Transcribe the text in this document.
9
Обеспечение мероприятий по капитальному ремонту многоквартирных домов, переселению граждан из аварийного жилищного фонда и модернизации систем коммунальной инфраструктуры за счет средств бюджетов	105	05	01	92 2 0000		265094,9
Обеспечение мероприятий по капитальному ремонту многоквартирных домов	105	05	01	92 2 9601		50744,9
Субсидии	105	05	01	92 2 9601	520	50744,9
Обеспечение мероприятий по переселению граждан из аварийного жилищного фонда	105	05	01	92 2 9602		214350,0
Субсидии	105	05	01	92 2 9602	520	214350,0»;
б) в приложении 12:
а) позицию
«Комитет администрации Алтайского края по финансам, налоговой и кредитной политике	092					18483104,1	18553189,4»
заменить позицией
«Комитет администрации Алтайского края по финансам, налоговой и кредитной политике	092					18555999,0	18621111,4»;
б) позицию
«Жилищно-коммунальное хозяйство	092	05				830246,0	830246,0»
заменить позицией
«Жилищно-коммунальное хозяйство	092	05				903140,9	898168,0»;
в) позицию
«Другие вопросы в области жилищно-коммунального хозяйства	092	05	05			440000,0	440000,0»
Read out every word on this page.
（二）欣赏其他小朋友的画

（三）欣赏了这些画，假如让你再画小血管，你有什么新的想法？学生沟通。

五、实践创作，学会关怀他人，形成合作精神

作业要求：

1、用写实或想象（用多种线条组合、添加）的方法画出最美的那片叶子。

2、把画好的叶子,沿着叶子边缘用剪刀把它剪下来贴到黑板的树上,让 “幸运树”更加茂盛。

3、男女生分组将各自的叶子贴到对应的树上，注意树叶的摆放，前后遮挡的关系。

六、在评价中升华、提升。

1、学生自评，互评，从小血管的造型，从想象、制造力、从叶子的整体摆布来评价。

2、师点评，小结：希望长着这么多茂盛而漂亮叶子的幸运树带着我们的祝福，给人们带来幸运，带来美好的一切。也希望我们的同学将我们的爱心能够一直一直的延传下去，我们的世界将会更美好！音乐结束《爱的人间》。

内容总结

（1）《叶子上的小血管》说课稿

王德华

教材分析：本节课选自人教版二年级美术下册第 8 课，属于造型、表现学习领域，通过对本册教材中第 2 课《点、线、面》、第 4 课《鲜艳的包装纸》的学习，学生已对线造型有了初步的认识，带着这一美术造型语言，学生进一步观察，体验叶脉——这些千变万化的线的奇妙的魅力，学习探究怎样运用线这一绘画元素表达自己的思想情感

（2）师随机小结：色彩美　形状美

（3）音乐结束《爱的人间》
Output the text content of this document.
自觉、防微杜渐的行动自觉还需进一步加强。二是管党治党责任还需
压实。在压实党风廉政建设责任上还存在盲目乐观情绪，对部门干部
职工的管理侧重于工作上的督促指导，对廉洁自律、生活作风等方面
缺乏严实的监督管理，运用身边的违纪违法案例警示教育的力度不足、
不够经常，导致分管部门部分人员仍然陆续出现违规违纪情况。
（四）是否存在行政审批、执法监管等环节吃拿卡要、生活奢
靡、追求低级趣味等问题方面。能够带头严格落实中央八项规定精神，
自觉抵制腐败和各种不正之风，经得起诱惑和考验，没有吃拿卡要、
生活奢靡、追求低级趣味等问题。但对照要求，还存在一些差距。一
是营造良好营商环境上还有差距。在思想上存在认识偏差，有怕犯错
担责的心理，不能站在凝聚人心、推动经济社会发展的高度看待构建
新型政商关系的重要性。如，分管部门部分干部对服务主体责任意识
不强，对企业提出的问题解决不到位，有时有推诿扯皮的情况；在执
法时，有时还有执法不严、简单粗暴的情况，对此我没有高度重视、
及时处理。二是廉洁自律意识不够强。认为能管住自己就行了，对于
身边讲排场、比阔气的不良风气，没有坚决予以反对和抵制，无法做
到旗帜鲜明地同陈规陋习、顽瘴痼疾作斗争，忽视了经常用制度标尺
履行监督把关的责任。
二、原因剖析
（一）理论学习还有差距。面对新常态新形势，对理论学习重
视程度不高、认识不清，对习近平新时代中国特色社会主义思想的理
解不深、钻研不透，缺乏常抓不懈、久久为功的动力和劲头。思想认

=====

Repeat exactly, and only, the lines from the line containing "Output the text content of this document." through the last line of the records above, both included.

> _Result below_
Output the text content of this document.
自觉、防微杜渐的行动自觉还需进一步加强。二是管党治党责任还需
压实。在压实党风廉政建设责任上还存在盲目乐观情绪，对部门干部
职工的管理侧重于工作上的督促指导，对廉洁自律、生活作风等方面
缺乏严实的监督管理，运用身边的违纪违法案例警示教育的力度不足、
不够经常，导致分管部门部分人员仍然陆续出现违规违纪情况。
（四）是否存在行政审批、执法监管等环节吃拿卡要、生活奢
靡、追求低级趣味等问题方面。能够带头严格落实中央八项规定精神，
自觉抵制腐败和各种不正之风，经得起诱惑和考验，没有吃拿卡要、
生活奢靡、追求低级趣味等问题。但对照要求，还存在一些差距。一
是营造良好营商环境上还有差距。在思想上存在认识偏差，有怕犯错
担责的心理，不能站在凝聚人心、推动经济社会发展的高度看待构建
新型政商关系的重要性。如，分管部门部分干部对服务主体责任意识
不强，对企业提出的问题解决不到位，有时有推诿扯皮的情况；在执
法时，有时还有执法不严、简单粗暴的情况，对此我没有高度重视、
及时处理。二是廉洁自律意识不够强。认为能管住自己就行了，对于
身边讲排场、比阔气的不良风气，没有坚决予以反对和抵制，无法做
到旗帜鲜明地同陈规陋习、顽瘴痼疾作斗争，忽视了经常用制度标尺
履行监督把关的责任。
二、原因剖析
（一）理论学习还有差距。面对新常态新形势，对理论学习重
视程度不高、认识不清，对习近平新时代中国特色社会主义思想的理
解不深、钻研不透，缺乏常抓不懈、久久为功的动力和劲头。思想认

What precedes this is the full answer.